* start EXTRACTED MATERIAL *

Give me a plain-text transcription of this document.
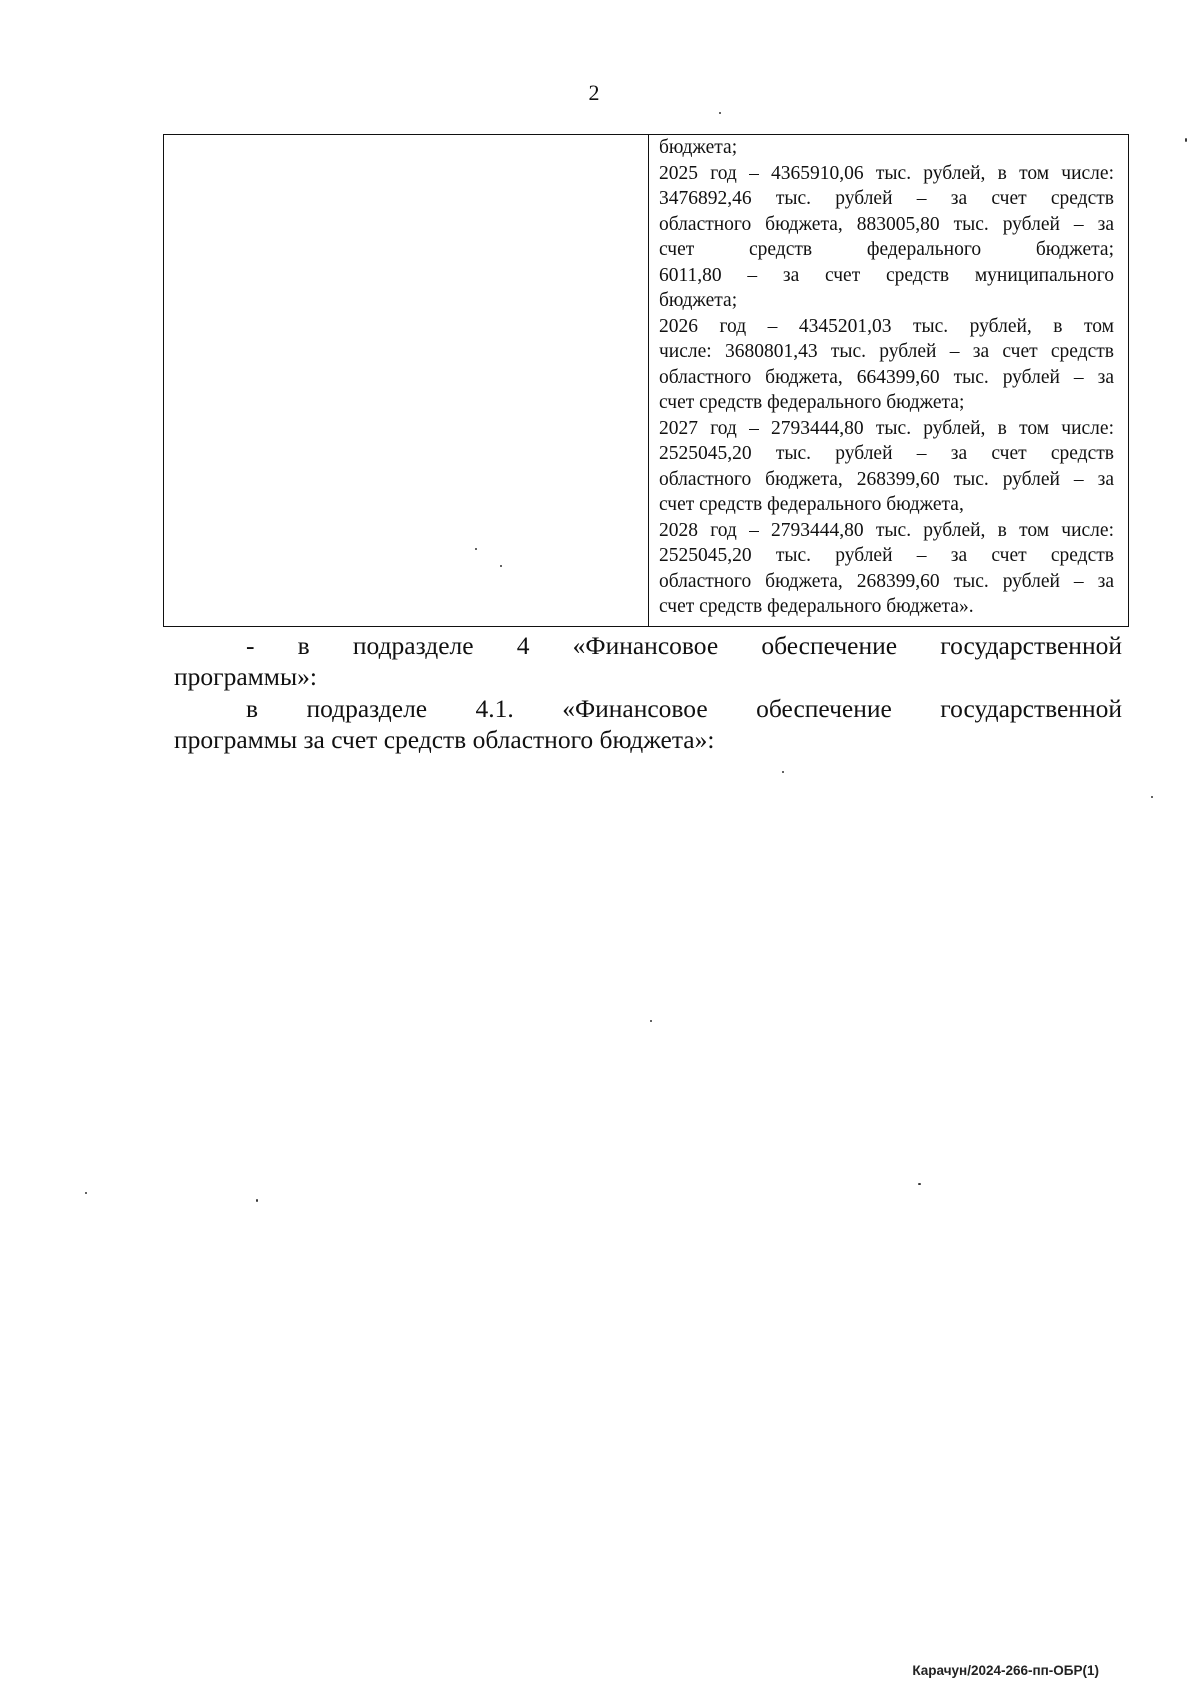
2
бюджета;
2025 год – 4365910,06 тыс. рублей, в том числе:
3476892,46 тыс. рублей – за счет средств
областного бюджета, 883005,80 тыс. рублей – за
счет средств федерального бюджета;
6011,80 – за счет средств муниципального
бюджета;
2026 год – 4345201,03 тыс. рублей, в том
числе: 3680801,43 тыс. рублей – за счет средств
областного бюджета, 664399,60 тыс. рублей – за
счет средств федерального бюджета;
2027 год – 2793444,80 тыс. рублей, в том числе:
2525045,20 тыс. рублей – за счет средств
областного бюджета, 268399,60 тыс. рублей – за
счет средств федерального бюджета,
2028 год – 2793444,80 тыс. рублей, в том числе:
2525045,20 тыс. рублей – за счет средств
областного бюджета, 268399,60 тыс. рублей – за
счет средств федерального бюджета».
- в подразделе 4 «Финансовое обеспечение государственной
программы»:
в подразделе 4.1. «Финансовое обеспечение государственной
программы за счет средств областного бюджета»:
Карачун/2024-266-пп-ОБР(1)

* end EXTRACTED MATERIAL *

## WORK TO COMPLETE
Gather each line from the entries above that includes the word "Финансовое".

## REPLY
- в подразделе 4 «Финансовое обеспечение государственной
в подразделе 4.1. «Финансовое обеспечение государственной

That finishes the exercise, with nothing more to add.